_Given exercise_. From the entries that follow, pick out all lines holding "coordinate".

#### Provided information

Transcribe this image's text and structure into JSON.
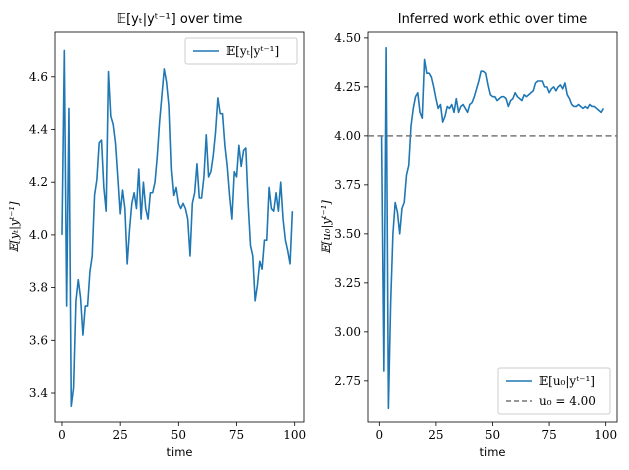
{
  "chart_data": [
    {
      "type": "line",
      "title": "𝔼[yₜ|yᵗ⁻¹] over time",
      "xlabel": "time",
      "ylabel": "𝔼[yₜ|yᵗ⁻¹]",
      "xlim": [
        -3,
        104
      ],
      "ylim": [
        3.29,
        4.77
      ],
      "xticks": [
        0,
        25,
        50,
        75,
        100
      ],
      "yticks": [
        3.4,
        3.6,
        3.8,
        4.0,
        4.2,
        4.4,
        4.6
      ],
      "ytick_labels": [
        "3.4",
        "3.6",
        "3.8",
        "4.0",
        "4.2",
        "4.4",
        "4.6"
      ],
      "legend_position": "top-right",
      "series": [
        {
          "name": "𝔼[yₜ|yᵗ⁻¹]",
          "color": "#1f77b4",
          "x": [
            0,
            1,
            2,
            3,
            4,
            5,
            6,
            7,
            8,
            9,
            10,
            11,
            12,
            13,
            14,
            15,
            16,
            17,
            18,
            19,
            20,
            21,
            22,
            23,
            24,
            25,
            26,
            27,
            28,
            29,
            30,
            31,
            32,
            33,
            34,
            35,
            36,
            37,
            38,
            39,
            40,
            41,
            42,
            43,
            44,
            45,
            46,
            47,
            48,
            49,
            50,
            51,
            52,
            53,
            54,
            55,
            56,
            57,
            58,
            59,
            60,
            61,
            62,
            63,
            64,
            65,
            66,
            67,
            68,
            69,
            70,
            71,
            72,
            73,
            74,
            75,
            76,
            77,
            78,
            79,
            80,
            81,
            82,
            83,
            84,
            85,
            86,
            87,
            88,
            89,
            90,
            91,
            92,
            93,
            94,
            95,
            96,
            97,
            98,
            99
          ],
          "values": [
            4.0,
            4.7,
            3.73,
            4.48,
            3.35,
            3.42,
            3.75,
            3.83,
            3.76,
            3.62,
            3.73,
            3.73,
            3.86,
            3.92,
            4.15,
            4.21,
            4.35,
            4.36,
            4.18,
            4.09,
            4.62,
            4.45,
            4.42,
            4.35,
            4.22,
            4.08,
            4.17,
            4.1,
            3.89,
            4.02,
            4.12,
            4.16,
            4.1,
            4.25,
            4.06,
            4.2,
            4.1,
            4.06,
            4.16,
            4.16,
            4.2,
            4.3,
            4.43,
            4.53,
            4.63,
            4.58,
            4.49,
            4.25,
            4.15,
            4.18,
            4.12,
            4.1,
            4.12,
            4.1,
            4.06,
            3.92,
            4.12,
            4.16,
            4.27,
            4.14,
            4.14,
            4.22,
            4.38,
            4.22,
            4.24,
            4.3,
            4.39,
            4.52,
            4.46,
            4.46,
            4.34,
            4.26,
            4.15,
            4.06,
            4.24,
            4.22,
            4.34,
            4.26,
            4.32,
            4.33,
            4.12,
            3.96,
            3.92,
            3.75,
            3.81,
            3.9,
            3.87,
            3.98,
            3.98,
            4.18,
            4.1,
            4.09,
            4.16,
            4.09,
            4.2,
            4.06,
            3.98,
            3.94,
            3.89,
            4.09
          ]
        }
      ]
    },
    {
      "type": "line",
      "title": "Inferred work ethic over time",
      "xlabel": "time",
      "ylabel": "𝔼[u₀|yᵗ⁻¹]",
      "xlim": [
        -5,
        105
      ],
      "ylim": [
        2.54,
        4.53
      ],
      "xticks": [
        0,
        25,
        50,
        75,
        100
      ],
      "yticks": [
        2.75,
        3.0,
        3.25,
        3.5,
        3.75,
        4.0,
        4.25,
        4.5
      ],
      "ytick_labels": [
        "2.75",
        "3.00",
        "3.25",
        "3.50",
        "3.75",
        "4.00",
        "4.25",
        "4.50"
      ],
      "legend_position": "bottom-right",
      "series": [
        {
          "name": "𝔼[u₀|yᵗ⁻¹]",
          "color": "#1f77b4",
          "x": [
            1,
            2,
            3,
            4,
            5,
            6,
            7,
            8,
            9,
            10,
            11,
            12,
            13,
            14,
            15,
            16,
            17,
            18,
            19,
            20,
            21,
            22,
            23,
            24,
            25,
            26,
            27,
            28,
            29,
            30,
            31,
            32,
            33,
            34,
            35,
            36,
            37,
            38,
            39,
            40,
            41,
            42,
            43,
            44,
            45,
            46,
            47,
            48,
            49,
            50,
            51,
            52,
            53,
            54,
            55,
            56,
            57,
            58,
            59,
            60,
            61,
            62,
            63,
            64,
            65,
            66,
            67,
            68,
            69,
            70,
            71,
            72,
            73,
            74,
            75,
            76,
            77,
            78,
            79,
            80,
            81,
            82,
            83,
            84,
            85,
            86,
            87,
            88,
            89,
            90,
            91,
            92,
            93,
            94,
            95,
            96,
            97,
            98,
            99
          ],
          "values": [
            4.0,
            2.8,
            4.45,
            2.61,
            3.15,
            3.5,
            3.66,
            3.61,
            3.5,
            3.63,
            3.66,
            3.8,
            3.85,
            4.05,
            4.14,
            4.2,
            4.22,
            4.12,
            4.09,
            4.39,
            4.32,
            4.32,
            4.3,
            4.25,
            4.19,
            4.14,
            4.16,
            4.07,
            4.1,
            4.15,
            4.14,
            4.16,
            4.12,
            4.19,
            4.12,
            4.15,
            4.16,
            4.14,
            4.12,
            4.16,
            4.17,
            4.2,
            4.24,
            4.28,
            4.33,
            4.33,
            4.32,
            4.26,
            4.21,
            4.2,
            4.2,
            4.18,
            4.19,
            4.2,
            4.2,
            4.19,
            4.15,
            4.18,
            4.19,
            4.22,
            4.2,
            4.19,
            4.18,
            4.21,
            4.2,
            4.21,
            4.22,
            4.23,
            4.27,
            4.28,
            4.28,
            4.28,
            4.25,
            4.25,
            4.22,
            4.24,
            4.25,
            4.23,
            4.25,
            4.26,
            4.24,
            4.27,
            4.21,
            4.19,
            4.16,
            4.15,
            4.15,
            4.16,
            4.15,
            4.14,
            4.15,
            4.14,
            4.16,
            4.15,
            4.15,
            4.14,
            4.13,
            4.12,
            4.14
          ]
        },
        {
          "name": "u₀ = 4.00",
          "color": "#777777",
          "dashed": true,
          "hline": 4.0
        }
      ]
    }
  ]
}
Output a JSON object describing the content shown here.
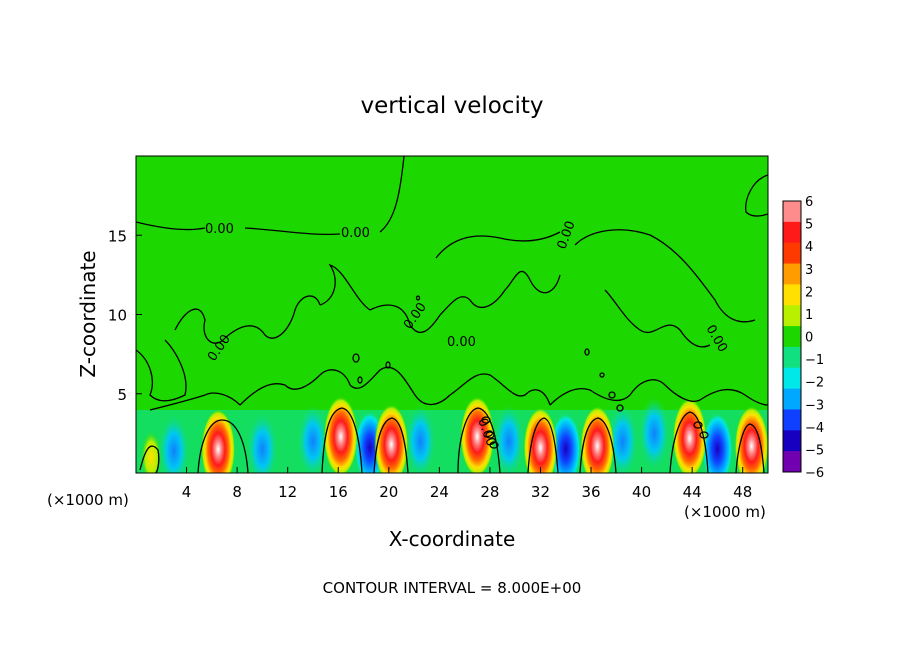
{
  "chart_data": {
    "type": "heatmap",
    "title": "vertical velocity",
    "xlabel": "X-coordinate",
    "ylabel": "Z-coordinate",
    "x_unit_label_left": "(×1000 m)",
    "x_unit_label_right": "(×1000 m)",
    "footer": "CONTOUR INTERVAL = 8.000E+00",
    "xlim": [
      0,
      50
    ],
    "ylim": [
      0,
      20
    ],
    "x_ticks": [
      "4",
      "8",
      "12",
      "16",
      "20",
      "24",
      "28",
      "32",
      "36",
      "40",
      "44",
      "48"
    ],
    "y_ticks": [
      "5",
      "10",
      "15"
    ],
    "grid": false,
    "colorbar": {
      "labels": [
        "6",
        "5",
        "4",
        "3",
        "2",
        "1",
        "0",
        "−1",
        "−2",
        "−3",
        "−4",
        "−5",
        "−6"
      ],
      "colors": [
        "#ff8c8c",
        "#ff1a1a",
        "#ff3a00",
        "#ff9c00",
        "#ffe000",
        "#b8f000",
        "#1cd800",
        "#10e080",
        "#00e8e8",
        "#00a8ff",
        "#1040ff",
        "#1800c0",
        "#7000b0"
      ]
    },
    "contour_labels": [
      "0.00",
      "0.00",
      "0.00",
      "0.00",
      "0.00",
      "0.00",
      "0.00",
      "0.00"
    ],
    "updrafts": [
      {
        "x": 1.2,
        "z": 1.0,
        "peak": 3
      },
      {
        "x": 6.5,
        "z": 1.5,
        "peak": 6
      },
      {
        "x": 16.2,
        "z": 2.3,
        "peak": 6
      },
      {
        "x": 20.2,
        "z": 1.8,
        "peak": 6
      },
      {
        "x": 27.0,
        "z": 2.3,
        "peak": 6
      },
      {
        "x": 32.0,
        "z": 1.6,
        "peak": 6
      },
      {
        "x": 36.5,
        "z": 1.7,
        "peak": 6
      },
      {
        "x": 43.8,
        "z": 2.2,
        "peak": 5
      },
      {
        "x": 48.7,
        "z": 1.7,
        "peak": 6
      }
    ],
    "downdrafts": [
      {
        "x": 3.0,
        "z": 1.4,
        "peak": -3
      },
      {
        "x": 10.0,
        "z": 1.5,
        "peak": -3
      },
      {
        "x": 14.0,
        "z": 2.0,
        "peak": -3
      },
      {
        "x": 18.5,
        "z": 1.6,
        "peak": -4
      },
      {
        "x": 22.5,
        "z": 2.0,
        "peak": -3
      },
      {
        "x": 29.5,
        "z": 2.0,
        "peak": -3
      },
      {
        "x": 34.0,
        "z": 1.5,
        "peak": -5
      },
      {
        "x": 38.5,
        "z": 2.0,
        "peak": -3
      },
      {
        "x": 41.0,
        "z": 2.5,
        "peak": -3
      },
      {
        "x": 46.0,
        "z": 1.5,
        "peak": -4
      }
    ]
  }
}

########
#### Provided information

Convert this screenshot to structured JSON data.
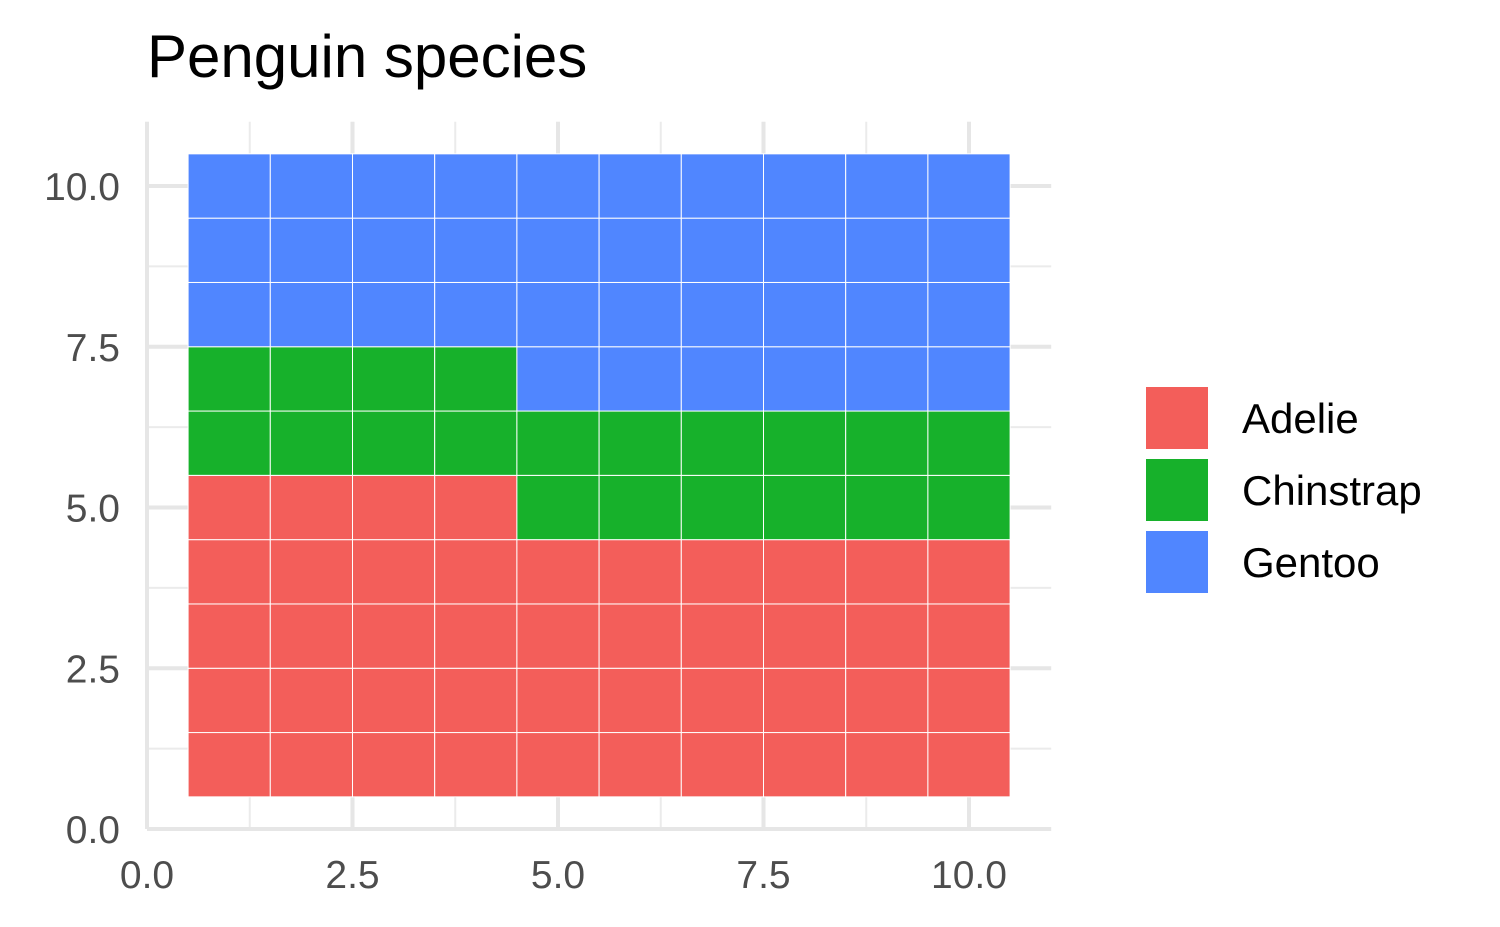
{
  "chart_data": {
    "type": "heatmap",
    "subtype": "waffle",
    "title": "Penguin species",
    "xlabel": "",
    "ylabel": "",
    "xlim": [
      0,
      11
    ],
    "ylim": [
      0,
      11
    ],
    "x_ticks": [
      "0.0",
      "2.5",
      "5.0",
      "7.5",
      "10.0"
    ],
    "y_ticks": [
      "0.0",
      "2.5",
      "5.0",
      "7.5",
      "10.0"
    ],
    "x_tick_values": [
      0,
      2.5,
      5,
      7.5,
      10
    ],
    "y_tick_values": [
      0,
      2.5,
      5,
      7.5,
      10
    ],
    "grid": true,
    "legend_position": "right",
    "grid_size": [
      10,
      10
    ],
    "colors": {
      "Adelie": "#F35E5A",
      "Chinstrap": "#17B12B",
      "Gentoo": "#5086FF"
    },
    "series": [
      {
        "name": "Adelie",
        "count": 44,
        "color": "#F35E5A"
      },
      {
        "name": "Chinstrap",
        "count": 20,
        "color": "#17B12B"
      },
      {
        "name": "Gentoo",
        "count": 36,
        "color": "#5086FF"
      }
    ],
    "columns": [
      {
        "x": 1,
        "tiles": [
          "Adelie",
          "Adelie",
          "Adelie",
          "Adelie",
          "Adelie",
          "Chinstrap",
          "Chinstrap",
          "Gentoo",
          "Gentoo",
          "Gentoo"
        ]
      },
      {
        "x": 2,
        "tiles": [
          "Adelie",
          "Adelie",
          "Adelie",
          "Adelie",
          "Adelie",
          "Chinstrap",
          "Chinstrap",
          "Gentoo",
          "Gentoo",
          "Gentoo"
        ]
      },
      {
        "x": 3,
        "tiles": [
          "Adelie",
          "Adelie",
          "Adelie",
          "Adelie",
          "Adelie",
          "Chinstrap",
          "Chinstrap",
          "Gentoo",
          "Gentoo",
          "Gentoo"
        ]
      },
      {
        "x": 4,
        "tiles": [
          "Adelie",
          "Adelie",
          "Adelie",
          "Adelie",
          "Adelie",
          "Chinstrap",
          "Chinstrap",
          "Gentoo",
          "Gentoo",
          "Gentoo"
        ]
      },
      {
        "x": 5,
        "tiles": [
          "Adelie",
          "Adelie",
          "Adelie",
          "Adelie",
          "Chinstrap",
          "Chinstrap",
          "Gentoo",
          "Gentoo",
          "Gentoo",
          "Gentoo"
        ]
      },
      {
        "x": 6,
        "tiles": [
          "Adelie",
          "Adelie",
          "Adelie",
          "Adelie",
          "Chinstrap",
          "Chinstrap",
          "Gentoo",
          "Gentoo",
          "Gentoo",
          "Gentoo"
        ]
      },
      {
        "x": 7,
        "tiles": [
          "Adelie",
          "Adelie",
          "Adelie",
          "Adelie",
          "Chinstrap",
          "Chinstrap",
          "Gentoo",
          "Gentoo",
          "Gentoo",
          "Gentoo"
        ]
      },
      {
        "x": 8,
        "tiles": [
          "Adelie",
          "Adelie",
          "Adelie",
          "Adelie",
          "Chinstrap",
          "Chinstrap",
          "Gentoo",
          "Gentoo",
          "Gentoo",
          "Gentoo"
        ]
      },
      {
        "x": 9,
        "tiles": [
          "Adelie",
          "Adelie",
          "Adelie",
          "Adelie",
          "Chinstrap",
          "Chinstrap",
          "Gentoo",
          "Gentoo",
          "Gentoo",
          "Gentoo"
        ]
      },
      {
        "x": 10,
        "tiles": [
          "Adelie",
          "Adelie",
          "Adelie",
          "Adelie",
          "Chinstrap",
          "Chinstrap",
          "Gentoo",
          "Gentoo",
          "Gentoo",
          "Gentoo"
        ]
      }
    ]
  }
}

########

_Correct output_.
    "xlabel": "X-coordinate",
    "ylabel": "Z-coordinate",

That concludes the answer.